Items listed in a dataset

○ ○ ○ ○ ○ ○ ○

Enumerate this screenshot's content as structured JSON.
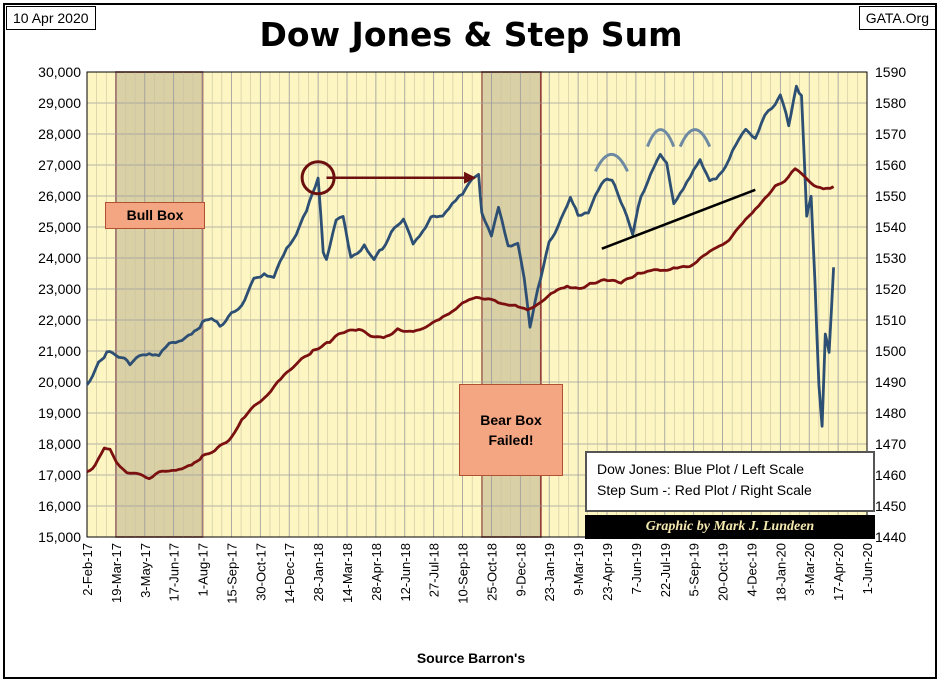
{
  "header": {
    "date": "10 Apr 2020",
    "source": "GATA.Org",
    "title": "Dow Jones & Step Sum"
  },
  "annotations": {
    "bull_box": "Bull Box",
    "bear_box": "Bear Box\nFailed!",
    "legend_line1": "Dow Jones: Blue Plot / Left Scale",
    "legend_line2": "Step Sum -: Red Plot / Right Scale",
    "credit": "Graphic by Mark J. Lundeen"
  },
  "chart_data": {
    "type": "line",
    "title": "Dow Jones & Step Sum",
    "xlabel": "Source Barron's",
    "x_ticks": [
      "2-Feb-17",
      "19-Mar-17",
      "3-May-17",
      "17-Jun-17",
      "1-Aug-17",
      "15-Sep-17",
      "30-Oct-17",
      "14-Dec-17",
      "28-Jan-18",
      "14-Mar-18",
      "28-Apr-18",
      "12-Jun-18",
      "27-Jul-18",
      "10-Sep-18",
      "25-Oct-18",
      "9-Dec-18",
      "23-Jan-19",
      "9-Mar-19",
      "23-Apr-19",
      "7-Jun-19",
      "22-Jul-19",
      "5-Sep-19",
      "20-Oct-19",
      "4-Dec-19",
      "18-Jan-20",
      "3-Mar-20",
      "17-Apr-20",
      "1-Jun-20"
    ],
    "y_left": {
      "min": 15000,
      "max": 30000,
      "ticks": [
        "15,000",
        "16,000",
        "17,000",
        "18,000",
        "19,000",
        "20,000",
        "21,000",
        "22,000",
        "23,000",
        "24,000",
        "25,000",
        "26,000",
        "27,000",
        "28,000",
        "29,000",
        "30,000"
      ]
    },
    "y_right": {
      "min": 1440,
      "max": 1590,
      "ticks": [
        "1440",
        "1450",
        "1460",
        "1470",
        "1480",
        "1490",
        "1500",
        "1510",
        "1520",
        "1530",
        "1540",
        "1550",
        "1560",
        "1570",
        "1580",
        "1590"
      ]
    },
    "grid": true,
    "series": [
      {
        "name": "Dow Jones",
        "axis": "left",
        "color": "#2d4f73",
        "points": [
          [
            "2017-02-02",
            19900
          ],
          [
            "2017-02-20",
            20600
          ],
          [
            "2017-03-05",
            20950
          ],
          [
            "2017-03-19",
            20900
          ],
          [
            "2017-04-10",
            20600
          ],
          [
            "2017-04-25",
            20800
          ],
          [
            "2017-05-10",
            20950
          ],
          [
            "2017-05-25",
            20850
          ],
          [
            "2017-06-10",
            21200
          ],
          [
            "2017-06-25",
            21350
          ],
          [
            "2017-07-15",
            21500
          ],
          [
            "2017-08-01",
            21900
          ],
          [
            "2017-08-15",
            22100
          ],
          [
            "2017-08-28",
            21800
          ],
          [
            "2017-09-15",
            22200
          ],
          [
            "2017-10-01",
            22500
          ],
          [
            "2017-10-20",
            23300
          ],
          [
            "2017-11-05",
            23500
          ],
          [
            "2017-11-20",
            23400
          ],
          [
            "2017-12-10",
            24300
          ],
          [
            "2017-12-25",
            24800
          ],
          [
            "2018-01-10",
            25500
          ],
          [
            "2018-01-28",
            26600
          ],
          [
            "2018-02-05",
            24200
          ],
          [
            "2018-02-10",
            24000
          ],
          [
            "2018-02-25",
            25200
          ],
          [
            "2018-03-08",
            25300
          ],
          [
            "2018-03-20",
            24000
          ],
          [
            "2018-03-30",
            24100
          ],
          [
            "2018-04-10",
            24400
          ],
          [
            "2018-04-25",
            24000
          ],
          [
            "2018-05-08",
            24300
          ],
          [
            "2018-05-22",
            24800
          ],
          [
            "2018-06-10",
            25300
          ],
          [
            "2018-06-25",
            24400
          ],
          [
            "2018-07-10",
            24900
          ],
          [
            "2018-07-27",
            25400
          ],
          [
            "2018-08-10",
            25300
          ],
          [
            "2018-08-25",
            25800
          ],
          [
            "2018-09-10",
            26100
          ],
          [
            "2018-09-25",
            26500
          ],
          [
            "2018-10-05",
            26700
          ],
          [
            "2018-10-10",
            25500
          ],
          [
            "2018-10-25",
            24700
          ],
          [
            "2018-11-05",
            25600
          ],
          [
            "2018-11-20",
            24400
          ],
          [
            "2018-12-05",
            24500
          ],
          [
            "2018-12-15",
            23300
          ],
          [
            "2018-12-24",
            21800
          ],
          [
            "2019-01-05",
            23000
          ],
          [
            "2019-01-23",
            24500
          ],
          [
            "2019-02-10",
            25200
          ],
          [
            "2019-02-25",
            26000
          ],
          [
            "2019-03-09",
            25400
          ],
          [
            "2019-03-25",
            25500
          ],
          [
            "2019-04-10",
            26200
          ],
          [
            "2019-04-23",
            26600
          ],
          [
            "2019-05-05",
            26400
          ],
          [
            "2019-05-15",
            25800
          ],
          [
            "2019-06-02",
            24800
          ],
          [
            "2019-06-15",
            26000
          ],
          [
            "2019-07-05",
            26900
          ],
          [
            "2019-07-15",
            27300
          ],
          [
            "2019-07-25",
            27100
          ],
          [
            "2019-08-05",
            25800
          ],
          [
            "2019-08-20",
            26200
          ],
          [
            "2019-09-05",
            26800
          ],
          [
            "2019-09-15",
            27200
          ],
          [
            "2019-09-30",
            26500
          ],
          [
            "2019-10-10",
            26500
          ],
          [
            "2019-10-25",
            27000
          ],
          [
            "2019-11-10",
            27700
          ],
          [
            "2019-11-25",
            28100
          ],
          [
            "2019-12-10",
            27900
          ],
          [
            "2019-12-25",
            28600
          ],
          [
            "2020-01-10",
            28900
          ],
          [
            "2020-01-18",
            29300
          ],
          [
            "2020-01-31",
            28300
          ],
          [
            "2020-02-12",
            29550
          ],
          [
            "2020-02-20",
            29200
          ],
          [
            "2020-02-28",
            25400
          ],
          [
            "2020-03-06",
            26000
          ],
          [
            "2020-03-12",
            23200
          ],
          [
            "2020-03-18",
            19900
          ],
          [
            "2020-03-23",
            18600
          ],
          [
            "2020-03-28",
            21600
          ],
          [
            "2020-04-03",
            21000
          ],
          [
            "2020-04-10",
            23700
          ]
        ]
      },
      {
        "name": "Step Sum",
        "axis": "right",
        "color": "#7a1010",
        "points": [
          [
            "2017-02-02",
            1461
          ],
          [
            "2017-02-15",
            1463
          ],
          [
            "2017-03-01",
            1469
          ],
          [
            "2017-03-10",
            1468
          ],
          [
            "2017-03-20",
            1464
          ],
          [
            "2017-04-05",
            1461
          ],
          [
            "2017-04-25",
            1460
          ],
          [
            "2017-05-10",
            1459
          ],
          [
            "2017-05-25",
            1461
          ],
          [
            "2017-06-10",
            1461
          ],
          [
            "2017-06-25",
            1462
          ],
          [
            "2017-07-15",
            1463
          ],
          [
            "2017-08-01",
            1466
          ],
          [
            "2017-08-20",
            1468
          ],
          [
            "2017-09-15",
            1472
          ],
          [
            "2017-10-01",
            1478
          ],
          [
            "2017-10-20",
            1482
          ],
          [
            "2017-11-10",
            1486
          ],
          [
            "2017-12-01",
            1491
          ],
          [
            "2017-12-25",
            1496
          ],
          [
            "2018-01-20",
            1500
          ],
          [
            "2018-02-15",
            1503
          ],
          [
            "2018-03-05",
            1506
          ],
          [
            "2018-04-01",
            1507
          ],
          [
            "2018-04-20",
            1505
          ],
          [
            "2018-05-10",
            1504
          ],
          [
            "2018-06-01",
            1507
          ],
          [
            "2018-06-25",
            1506
          ],
          [
            "2018-07-15",
            1508
          ],
          [
            "2018-08-05",
            1510
          ],
          [
            "2018-08-25",
            1513
          ],
          [
            "2018-09-15",
            1516
          ],
          [
            "2018-10-01",
            1517
          ],
          [
            "2018-10-20",
            1517
          ],
          [
            "2018-11-10",
            1515
          ],
          [
            "2018-12-01",
            1515
          ],
          [
            "2018-12-20",
            1513
          ],
          [
            "2019-01-10",
            1516
          ],
          [
            "2019-01-31",
            1519
          ],
          [
            "2019-02-20",
            1521
          ],
          [
            "2019-03-10",
            1520
          ],
          [
            "2019-04-01",
            1522
          ],
          [
            "2019-04-23",
            1523
          ],
          [
            "2019-05-15",
            1522
          ],
          [
            "2019-06-10",
            1525
          ],
          [
            "2019-06-30",
            1526
          ],
          [
            "2019-07-20",
            1526
          ],
          [
            "2019-08-10",
            1527
          ],
          [
            "2019-08-30",
            1527
          ],
          [
            "2019-09-20",
            1531
          ],
          [
            "2019-10-10",
            1533
          ],
          [
            "2019-10-30",
            1536
          ],
          [
            "2019-11-20",
            1541
          ],
          [
            "2019-12-10",
            1546
          ],
          [
            "2019-12-30",
            1550
          ],
          [
            "2020-01-10",
            1553
          ],
          [
            "2020-01-25",
            1555
          ],
          [
            "2020-02-10",
            1559
          ],
          [
            "2020-02-20",
            1557
          ],
          [
            "2020-03-01",
            1555
          ],
          [
            "2020-03-15",
            1553
          ],
          [
            "2020-03-25",
            1552
          ],
          [
            "2020-04-10",
            1553
          ]
        ]
      }
    ],
    "shaded_regions": [
      {
        "label": "Bull Box",
        "from": "2017-03-19",
        "to": "2017-08-01"
      },
      {
        "label": "Bear Box",
        "from": "2018-10-10",
        "to": "2019-01-10"
      }
    ],
    "trendline": {
      "color": "#000000",
      "from": [
        "2019-04-15",
        24300
      ],
      "to": [
        "2019-12-10",
        26200
      ]
    },
    "highlights": {
      "circle_at": [
        "2018-01-28",
        26200
      ],
      "arrow": {
        "from": [
          "2018-02-10",
          26200
        ],
        "to": [
          "2018-10-01",
          26200
        ]
      },
      "arcs": [
        {
          "from": "2019-04-05",
          "to": "2019-05-25",
          "y_base": 26600,
          "color": "#6e8aa3"
        },
        {
          "from": "2019-06-25",
          "to": "2019-08-05",
          "y_base": 27400,
          "color": "#6e8aa3"
        },
        {
          "from": "2019-08-15",
          "to": "2019-09-30",
          "y_base": 27400,
          "color": "#6e8aa3"
        }
      ]
    }
  }
}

○ ○ ○ ○ ○ ○ ○

**WHAT IS REQUIRED:**
Note each line of the entries that has "Jones" in it, and copy those lines.

**OUTPUT FOR THIS EXERCISE:**
    "title": "Dow Jones & Step Sum"
    "legend_line1": "Dow Jones: Blue Plot / Left Scale",
    "title": "Dow Jones & Step Sum",
        "name": "Dow Jones",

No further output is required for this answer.